→ **Excerpted data**:

'''

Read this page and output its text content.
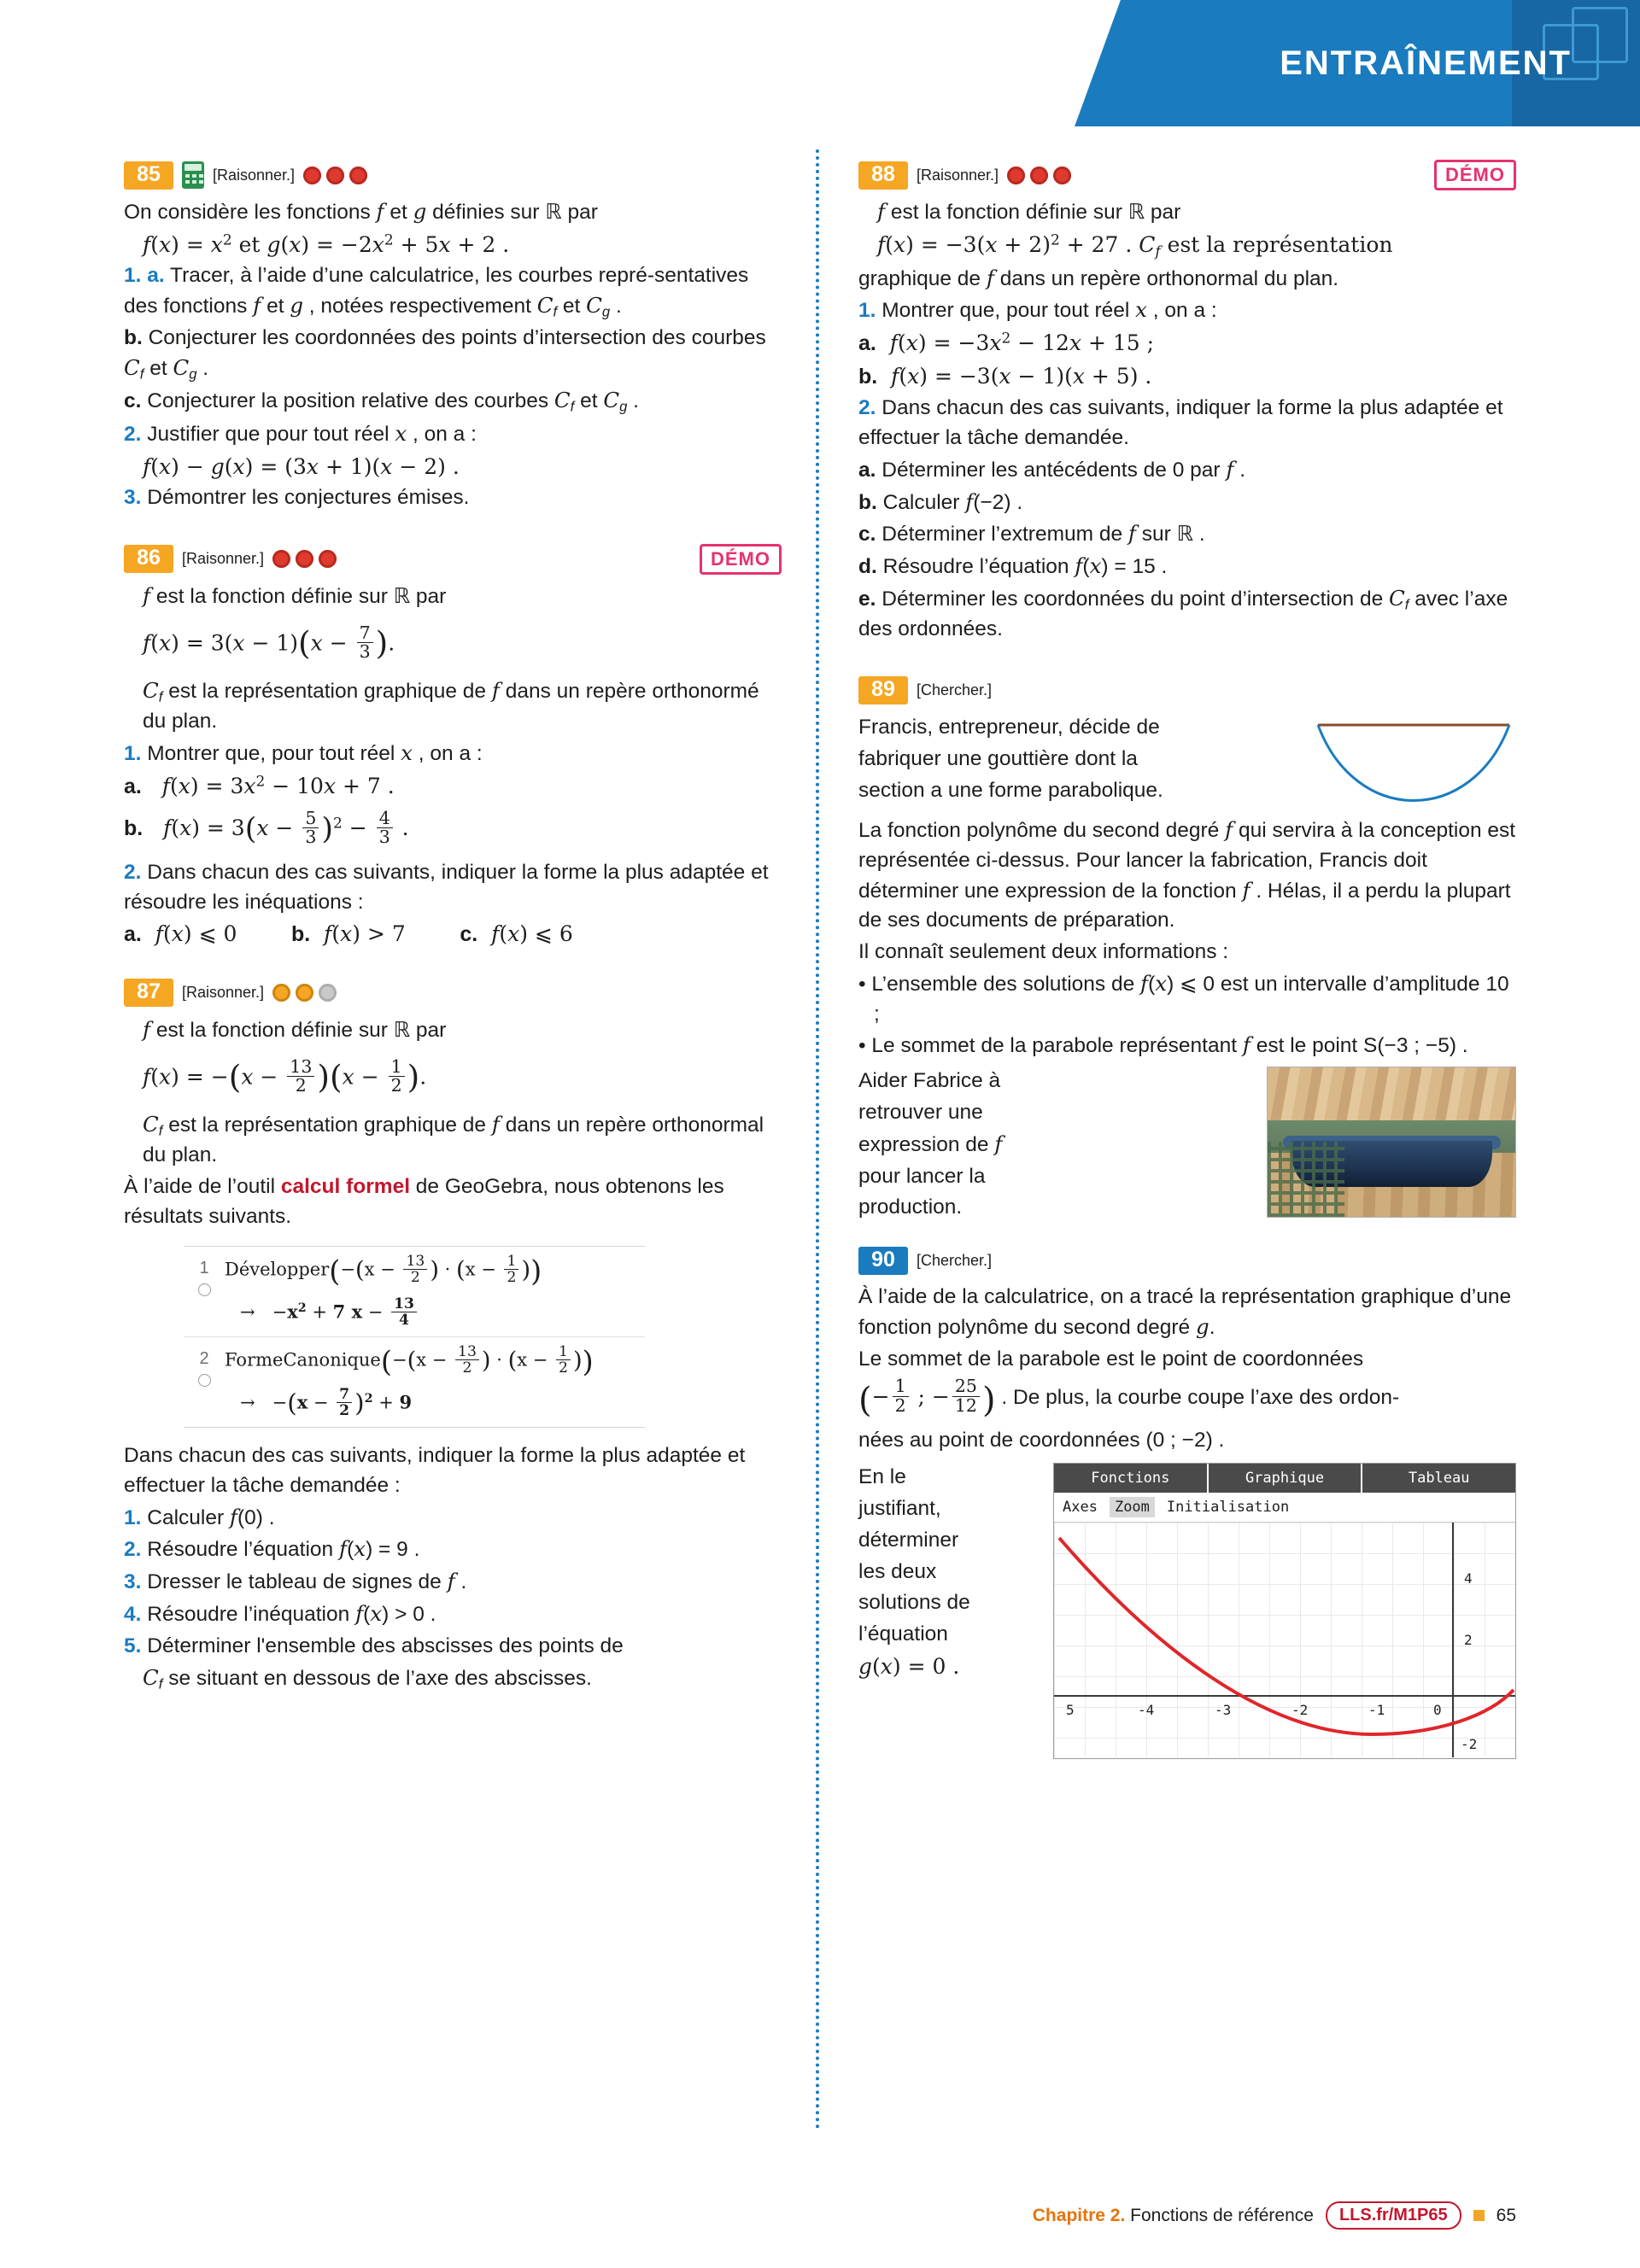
ENTRAÎNEMENT
85	[Raisonner.]

On considère les fonctions f et g définies sur ℝ par

$f(x) = x^2$ et $g(x) = -2x^2 + 5x + 2$ .

1. a. Tracer, à l’aide d’une calculatrice, les courbes repré-sentatives des fonctions f et g , notées respectivement $C_f$ et $C_g$ .

b. Conjecturer les coordonnées des points d’intersection des courbes $C_f$ et $C_g$ .

c. Conjecturer la position relative des courbes $C_f$ et $C_g$ .

2. Justifier que pour tout réel x , on a :

f(x) − g(x) = (3x + 1)(x − 2) .

3. Démontrer les conjectures émises.

86	[Raisonner.]	DÉMO

f est la fonction définie sur ℝ par

$f(x) = 3(x - 1)(x - \frac{7}{3}$ ).

$C_f$ est la représentation graphique de f dans un repère orthonormé du plan.

1. Montrer que, pour tout réel x , on a :

a. $f(x) = 3x^2 - 10x + 7$ .

b. $f(x) = 3(x - \frac{5}{3} )^2 - \frac{4}{3}$ .

2. Dans chacun des cas suivants, indiquer la forme la plus adaptée et résoudre les inéquations :

a. f(x) ⩽ 0        b. f(x) > 7        c. f(x) ⩽ 6

87	[Raisonner.]

f est la fonction définie sur ℝ par

$f(x) = -(x - \frac{13}{2} )(x - \frac{1}{2}$ ).

$C_f$ est la représentation graphique de f dans un repère orthonormal du plan.

À l’aide de l’outil calcul formel de GeoGebra, nous obtenons les résultats suivants.

1 Développer(−(x − $\frac{13}{2}$ ) · ($x - \frac{1}{2}$ ))
→   $-x^2 + 7$ $x - \frac{13}{4}$
2 FormeCanonique(−(x − $\frac{13}{2}$ ) · ($x - \frac{1}{2}$ ))
→   $-(x - \frac{7}{2} )^2 + 9$

Dans chacun des cas suivants, indiquer la forme la plus adaptée et effectuer la tâche demandée :

1. Calculer f(0) .

2. Résoudre l’équation f(x) = 9 .

3. Dresser le tableau de signes de f .

4. Résoudre l’inéquation f(x) > 0 .

5. Déterminer l'ensemble des abscisses des points de

$C_f$ se situant en dessous de l’axe des abscisses.

88	[Raisonner.]	DÉMO

f est la fonction définie sur ℝ par

$f(x) = -3(x + 2)^2 + 27$ . $C_f$ est la représentation

graphique de f dans un repère orthonormal du plan.

1. Montrer que, pour tout réel x , on a :

a. $f(x) = -3x^2 - 12x + 15$ ;

b. f(x) = −3(x − 1)(x + 5) .

2. Dans chacun des cas suivants, indiquer la forme la plus adaptée et effectuer la tâche demandée.

a. Déterminer les antécédents de 0 par f .

b. Calculer f(−2) .

c. Déterminer l’extremum de f sur ℝ .

d. Résoudre l’équation f(x) = 15 .

e. Déterminer les coordonnées du point d’intersection de $C_f$ avec l’axe des ordonnées.

89	[Chercher.]

Francis, entrepreneur, décide de

fabriquer une gouttière dont la

section a une forme parabolique.

La fonction polynôme du second degré f qui servira à la conception est représentée ci-dessus. Pour lancer la fabrication, Francis doit déterminer une expression de la fonction f . Hélas, il a perdu la plupart de ses documents de préparation.

Il connaît seulement deux informations :

• L’ensemble des solutions de f(x) ⩽ 0 est un intervalle d’amplitude 10 ;
• Le sommet de la parabole représentant f est le point S(−3 ; −5) .

Aider Fabrice à

retrouver une

expression de f

pour lancer la

production.

90	[Chercher.]

À l’aide de la calculatrice, on a tracé la représentation graphique d’une fonction polynôme du second degré g.

Le sommet de la parabole est le point de coordonnées

(− $\frac{1}{2}$ ; − $\frac{25}{12}$ ) . De plus, la courbe coupe l’axe des ordon-

nées au point de coordonnées (0 ; −2) .

Fonctions	Graphique	Tableau
Axes	Zoom	Initialisation
5	-4	-3	-2	-1	0
4
2
-2

En le

justifiant,

déterminer

les deux

solutions de

l’équation

g(x) = 0 .

Chapitre 2. Fonctions de référence	LLS.fr/M1P65	65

'''

→ **Exercise goal**: Go through the records and copy each line with "suivants" in it.

→ **Result for this task**:
2. Dans chacun des cas suivants, indiquer la forme la plus adaptée et résoudre les inéquations :
À l’aide de l’outil calcul formel de GeoGebra, nous obtenons les résultats suivants.
Dans chacun des cas suivants, indiquer la forme la plus adaptée et effectuer la tâche demandée :
2. Dans chacun des cas suivants, indiquer la forme la plus adaptée et effectuer la tâche demandée.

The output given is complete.